━━━ Entries

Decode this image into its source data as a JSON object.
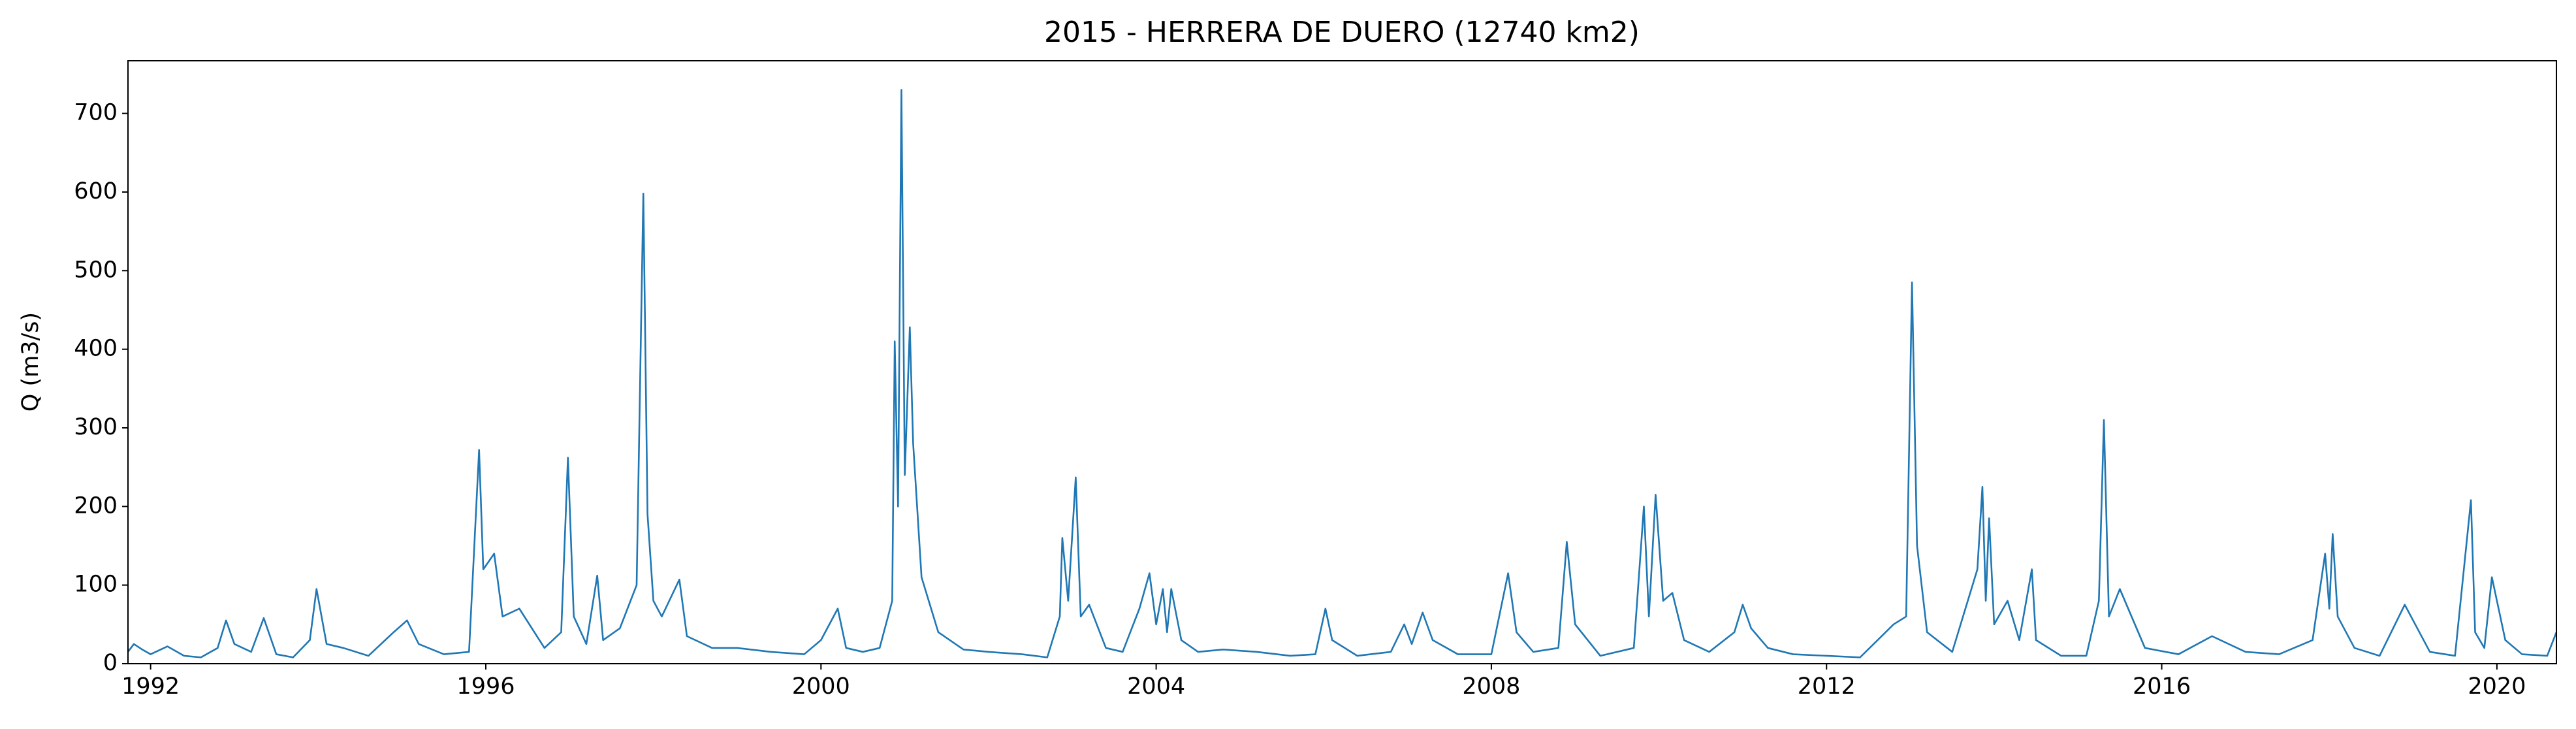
{
  "chart_data": {
    "type": "line",
    "title": "2015 - HERRERA DE DUERO (12740 km2)",
    "y_label": "Q (m3/s)",
    "color": "#1f77b4",
    "x": [
      1991.73,
      1991.8,
      1991.9,
      1992.0,
      1992.2,
      1992.4,
      1992.6,
      1992.8,
      1992.9,
      1993.0,
      1993.2,
      1993.35,
      1993.5,
      1993.7,
      1993.9,
      1993.98,
      1994.1,
      1994.3,
      1994.6,
      1994.9,
      1995.06,
      1995.2,
      1995.5,
      1995.8,
      1995.92,
      1995.97,
      1996.1,
      1996.2,
      1996.4,
      1996.7,
      1996.9,
      1996.98,
      1997.05,
      1997.2,
      1997.33,
      1997.4,
      1997.6,
      1997.8,
      1997.88,
      1997.93,
      1998.0,
      1998.1,
      1998.31,
      1998.4,
      1998.7,
      1999.0,
      1999.4,
      1999.8,
      2000.0,
      2000.2,
      2000.3,
      2000.5,
      2000.7,
      2000.85,
      2000.88,
      2000.92,
      2000.96,
      2001.0,
      2001.06,
      2001.1,
      2001.2,
      2001.4,
      2001.7,
      2002.0,
      2002.4,
      2002.7,
      2002.85,
      2002.88,
      2002.95,
      2003.04,
      2003.1,
      2003.2,
      2003.4,
      2003.6,
      2003.8,
      2003.92,
      2004.0,
      2004.08,
      2004.13,
      2004.18,
      2004.3,
      2004.5,
      2004.8,
      2005.2,
      2005.6,
      2005.9,
      2006.02,
      2006.1,
      2006.4,
      2006.8,
      2006.96,
      2007.05,
      2007.18,
      2007.3,
      2007.6,
      2008.0,
      2008.2,
      2008.3,
      2008.5,
      2008.8,
      2008.9,
      2009.0,
      2009.3,
      2009.7,
      2009.82,
      2009.88,
      2009.96,
      2010.05,
      2010.16,
      2010.3,
      2010.6,
      2010.9,
      2011.0,
      2011.1,
      2011.3,
      2011.6,
      2012.0,
      2012.4,
      2012.8,
      2012.95,
      2013.02,
      2013.08,
      2013.2,
      2013.5,
      2013.8,
      2013.86,
      2013.9,
      2013.94,
      2014.0,
      2014.16,
      2014.3,
      2014.45,
      2014.5,
      2014.8,
      2015.1,
      2015.25,
      2015.31,
      2015.37,
      2015.5,
      2015.8,
      2016.2,
      2016.6,
      2017.0,
      2017.4,
      2017.8,
      2017.95,
      2018.0,
      2018.04,
      2018.1,
      2018.3,
      2018.6,
      2018.9,
      2019.2,
      2019.5,
      2019.69,
      2019.74,
      2019.85,
      2019.94,
      2020.0,
      2020.1,
      2020.3,
      2020.6,
      2020.71
    ],
    "values": [
      15,
      25,
      18,
      12,
      22,
      10,
      8,
      20,
      55,
      25,
      15,
      58,
      12,
      8,
      30,
      95,
      25,
      20,
      10,
      40,
      55,
      25,
      12,
      15,
      272,
      120,
      140,
      60,
      70,
      20,
      40,
      262,
      60,
      25,
      112,
      30,
      45,
      100,
      598,
      190,
      80,
      60,
      107,
      35,
      20,
      20,
      15,
      12,
      30,
      70,
      20,
      15,
      20,
      80,
      410,
      200,
      730,
      240,
      428,
      280,
      110,
      40,
      18,
      15,
      12,
      8,
      60,
      160,
      80,
      237,
      60,
      75,
      20,
      15,
      70,
      115,
      50,
      95,
      40,
      95,
      30,
      15,
      18,
      15,
      10,
      12,
      70,
      30,
      10,
      15,
      50,
      25,
      65,
      30,
      12,
      12,
      115,
      40,
      15,
      20,
      155,
      50,
      10,
      20,
      200,
      60,
      215,
      80,
      90,
      30,
      15,
      40,
      75,
      45,
      20,
      12,
      10,
      8,
      50,
      60,
      485,
      150,
      40,
      15,
      120,
      225,
      80,
      185,
      50,
      80,
      30,
      120,
      30,
      10,
      10,
      80,
      310,
      60,
      95,
      20,
      12,
      35,
      15,
      12,
      30,
      140,
      70,
      165,
      60,
      20,
      10,
      75,
      15,
      10,
      208,
      40,
      20,
      110,
      80,
      30,
      12,
      10,
      40
    ],
    "xlim": [
      1991.73,
      2020.71
    ],
    "ylim": [
      0,
      767
    ],
    "xticks": [
      1992,
      1996,
      2000,
      2004,
      2008,
      2012,
      2016,
      2020
    ],
    "yticks": [
      0,
      100,
      200,
      300,
      400,
      500,
      600,
      700
    ]
  }
}
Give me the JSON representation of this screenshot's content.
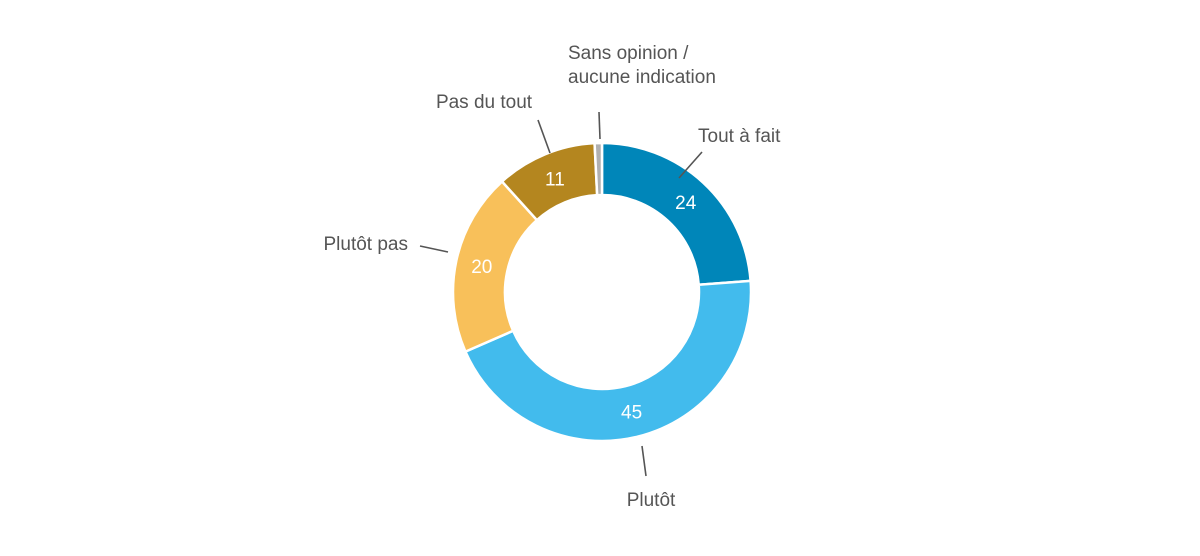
{
  "chart_data": {
    "type": "pie",
    "variant": "donut",
    "categories": [
      "Tout à fait",
      "Plutôt",
      "Plutôt pas",
      "Pas du tout",
      "Sans opinion / aucune indication"
    ],
    "label_lines": [
      [
        "Tout à fait"
      ],
      [
        "Plutôt"
      ],
      [
        "Plutôt pas"
      ],
      [
        "Pas du tout"
      ],
      [
        "Sans opinion /",
        "aucune indication"
      ]
    ],
    "values": [
      24,
      45,
      20,
      11,
      0.8
    ],
    "value_labels": [
      "24",
      "45",
      "20",
      "11",
      ""
    ],
    "colors": [
      "#0086b9",
      "#42bbed",
      "#f8c05a",
      "#b4861f",
      "#b0b0b0"
    ]
  }
}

━━━━━━

▸ Task instructions
Reproduce each line exactly as it appears, omitting the pictures.

▸ Worked answer
Decode this image into its source data as a JSON object.
{
  "chart_data": {
    "type": "line",
    "title": "2015 - HERRERA DE DUERO (12740 km2)",
    "y_label": "Q (m3/s)",
    "color": "#1f77b4",
    "x": [
      1991.73,
      1991.8,
      1991.9,
      1992.0,
      1992.2,
      1992.4,
      1992.6,
      1992.8,
      1992.9,
      1993.0,
      1993.2,
      1993.35,
      1993.5,
      1993.7,
      1993.9,
      1993.98,
      1994.1,
      1994.3,
      1994.6,
      1994.9,
      1995.06,
      1995.2,
      1995.5,
      1995.8,
      1995.92,
      1995.97,
      1996.1,
      1996.2,
      1996.4,
      1996.7,
      1996.9,
      1996.98,
      1997.05,
      1997.2,
      1997.33,
      1997.4,
      1997.6,
      1997.8,
      1997.88,
      1997.93,
      1998.0,
      1998.1,
      1998.31,
      1998.4,
      1998.7,
      1999.0,
      1999.4,
      1999.8,
      2000.0,
      2000.2,
      2000.3,
      2000.5,
      2000.7,
      2000.85,
      2000.88,
      2000.92,
      2000.96,
      2001.0,
      2001.06,
      2001.1,
      2001.2,
      2001.4,
      2001.7,
      2002.0,
      2002.4,
      2002.7,
      2002.85,
      2002.88,
      2002.95,
      2003.04,
      2003.1,
      2003.2,
      2003.4,
      2003.6,
      2003.8,
      2003.92,
      2004.0,
      2004.08,
      2004.13,
      2004.18,
      2004.3,
      2004.5,
      2004.8,
      2005.2,
      2005.6,
      2005.9,
      2006.02,
      2006.1,
      2006.4,
      2006.8,
      2006.96,
      2007.05,
      2007.18,
      2007.3,
      2007.6,
      2008.0,
      2008.2,
      2008.3,
      2008.5,
      2008.8,
      2008.9,
      2009.0,
      2009.3,
      2009.7,
      2009.82,
      2009.88,
      2009.96,
      2010.05,
      2010.16,
      2010.3,
      2010.6,
      2010.9,
      2011.0,
      2011.1,
      2011.3,
      2011.6,
      2012.0,
      2012.4,
      2012.8,
      2012.95,
      2013.02,
      2013.08,
      2013.2,
      2013.5,
      2013.8,
      2013.86,
      2013.9,
      2013.94,
      2014.0,
      2014.16,
      2014.3,
      2014.45,
      2014.5,
      2014.8,
      2015.1,
      2015.25,
      2015.31,
      2015.37,
      2015.5,
      2015.8,
      2016.2,
      2016.6,
      2017.0,
      2017.4,
      2017.8,
      2017.95,
      2018.0,
      2018.04,
      2018.1,
      2018.3,
      2018.6,
      2018.9,
      2019.2,
      2019.5,
      2019.69,
      2019.74,
      2019.85,
      2019.94,
      2020.0,
      2020.1,
      2020.3,
      2020.6,
      2020.71
    ],
    "values": [
      15,
      25,
      18,
      12,
      22,
      10,
      8,
      20,
      55,
      25,
      15,
      58,
      12,
      8,
      30,
      95,
      25,
      20,
      10,
      40,
      55,
      25,
      12,
      15,
      272,
      120,
      140,
      60,
      70,
      20,
      40,
      262,
      60,
      25,
      112,
      30,
      45,
      100,
      598,
      190,
      80,
      60,
      107,
      35,
      20,
      20,
      15,
      12,
      30,
      70,
      20,
      15,
      20,
      80,
      410,
      200,
      730,
      240,
      428,
      280,
      110,
      40,
      18,
      15,
      12,
      8,
      60,
      160,
      80,
      237,
      60,
      75,
      20,
      15,
      70,
      115,
      50,
      95,
      40,
      95,
      30,
      15,
      18,
      15,
      10,
      12,
      70,
      30,
      10,
      15,
      50,
      25,
      65,
      30,
      12,
      12,
      115,
      40,
      15,
      20,
      155,
      50,
      10,
      20,
      200,
      60,
      215,
      80,
      90,
      30,
      15,
      40,
      75,
      45,
      20,
      12,
      10,
      8,
      50,
      60,
      485,
      150,
      40,
      15,
      120,
      225,
      80,
      185,
      50,
      80,
      30,
      120,
      30,
      10,
      10,
      80,
      310,
      60,
      95,
      20,
      12,
      35,
      15,
      12,
      30,
      140,
      70,
      165,
      60,
      20,
      10,
      75,
      15,
      10,
      208,
      40,
      20,
      110,
      80,
      30,
      12,
      10,
      40
    ],
    "xlim": [
      1991.73,
      2020.71
    ],
    "ylim": [
      0,
      767
    ],
    "xticks": [
      1992,
      1996,
      2000,
      2004,
      2008,
      2012,
      2016,
      2020
    ],
    "yticks": [
      0,
      100,
      200,
      300,
      400,
      500,
      600,
      700
    ]
  }
}
Give me the JSON representation of this screenshot's content.
{
  "chart_data": {
    "type": "pie",
    "variant": "donut",
    "categories": [
      "Tout à fait",
      "Plutôt",
      "Plutôt pas",
      "Pas du tout",
      "Sans opinion / aucune indication"
    ],
    "label_lines": [
      [
        "Tout à fait"
      ],
      [
        "Plutôt"
      ],
      [
        "Plutôt pas"
      ],
      [
        "Pas du tout"
      ],
      [
        "Sans opinion /",
        "aucune indication"
      ]
    ],
    "values": [
      24,
      45,
      20,
      11,
      0.8
    ],
    "value_labels": [
      "24",
      "45",
      "20",
      "11",
      ""
    ],
    "colors": [
      "#0086b9",
      "#42bbed",
      "#f8c05a",
      "#b4861f",
      "#b0b0b0"
    ]
  }
}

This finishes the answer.